Dataset entries:
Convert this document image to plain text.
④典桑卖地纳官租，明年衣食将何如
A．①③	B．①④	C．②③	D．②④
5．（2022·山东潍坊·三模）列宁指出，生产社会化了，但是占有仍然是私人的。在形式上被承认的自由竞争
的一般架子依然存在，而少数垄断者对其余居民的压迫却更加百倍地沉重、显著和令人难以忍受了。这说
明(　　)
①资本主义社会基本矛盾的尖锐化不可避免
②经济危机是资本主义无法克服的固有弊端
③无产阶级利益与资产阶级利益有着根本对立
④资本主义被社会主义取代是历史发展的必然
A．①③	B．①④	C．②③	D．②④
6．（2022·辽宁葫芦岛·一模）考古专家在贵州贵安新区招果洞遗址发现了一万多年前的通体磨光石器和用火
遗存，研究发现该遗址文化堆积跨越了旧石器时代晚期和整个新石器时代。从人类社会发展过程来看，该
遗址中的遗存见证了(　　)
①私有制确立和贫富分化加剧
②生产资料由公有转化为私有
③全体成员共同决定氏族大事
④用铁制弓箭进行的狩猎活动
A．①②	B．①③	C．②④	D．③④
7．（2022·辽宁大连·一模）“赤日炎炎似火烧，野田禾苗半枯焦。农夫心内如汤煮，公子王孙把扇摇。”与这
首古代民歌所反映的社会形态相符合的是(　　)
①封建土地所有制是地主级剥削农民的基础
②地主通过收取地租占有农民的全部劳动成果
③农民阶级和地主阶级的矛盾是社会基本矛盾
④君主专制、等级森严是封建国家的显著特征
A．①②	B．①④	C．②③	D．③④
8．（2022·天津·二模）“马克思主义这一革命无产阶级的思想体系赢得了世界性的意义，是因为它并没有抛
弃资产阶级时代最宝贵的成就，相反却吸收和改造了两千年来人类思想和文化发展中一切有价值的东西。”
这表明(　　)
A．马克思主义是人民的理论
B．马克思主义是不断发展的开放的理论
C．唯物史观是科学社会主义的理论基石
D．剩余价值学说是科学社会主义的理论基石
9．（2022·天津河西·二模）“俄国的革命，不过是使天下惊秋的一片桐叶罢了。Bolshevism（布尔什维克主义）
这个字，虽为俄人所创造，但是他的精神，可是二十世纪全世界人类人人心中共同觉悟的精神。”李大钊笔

Task directions:
Write out each line of the data above again, exactly as given.

Exercise result:
Convert this document image to plain text.
④典桑卖地纳官租，明年衣食将何如
A．①③	B．①④	C．②③	D．②④
5．（2022·山东潍坊·三模）列宁指出，生产社会化了，但是占有仍然是私人的。在形式上被承认的自由竞争
的一般架子依然存在，而少数垄断者对其余居民的压迫却更加百倍地沉重、显著和令人难以忍受了。这说
明(　　)
①资本主义社会基本矛盾的尖锐化不可避免
②经济危机是资本主义无法克服的固有弊端
③无产阶级利益与资产阶级利益有着根本对立
④资本主义被社会主义取代是历史发展的必然
A．①③	B．①④	C．②③	D．②④
6．（2022·辽宁葫芦岛·一模）考古专家在贵州贵安新区招果洞遗址发现了一万多年前的通体磨光石器和用火
遗存，研究发现该遗址文化堆积跨越了旧石器时代晚期和整个新石器时代。从人类社会发展过程来看，该
遗址中的遗存见证了(　　)
①私有制确立和贫富分化加剧
②生产资料由公有转化为私有
③全体成员共同决定氏族大事
④用铁制弓箭进行的狩猎活动
A．①②	B．①③	C．②④	D．③④
7．（2022·辽宁大连·一模）“赤日炎炎似火烧，野田禾苗半枯焦。农夫心内如汤煮，公子王孙把扇摇。”与这
首古代民歌所反映的社会形态相符合的是(　　)
①封建土地所有制是地主级剥削农民的基础
②地主通过收取地租占有农民的全部劳动成果
③农民阶级和地主阶级的矛盾是社会基本矛盾
④君主专制、等级森严是封建国家的显著特征
A．①②	B．①④	C．②③	D．③④
8．（2022·天津·二模）“马克思主义这一革命无产阶级的思想体系赢得了世界性的意义，是因为它并没有抛
弃资产阶级时代最宝贵的成就，相反却吸收和改造了两千年来人类思想和文化发展中一切有价值的东西。”
这表明(　　)
A．马克思主义是人民的理论
B．马克思主义是不断发展的开放的理论
C．唯物史观是科学社会主义的理论基石
D．剩余价值学说是科学社会主义的理论基石
9．（2022·天津河西·二模）“俄国的革命，不过是使天下惊秋的一片桐叶罢了。Bolshevism（布尔什维克主义）
这个字，虽为俄人所创造，但是他的精神，可是二十世纪全世界人类人人心中共同觉悟的精神。”李大钊笔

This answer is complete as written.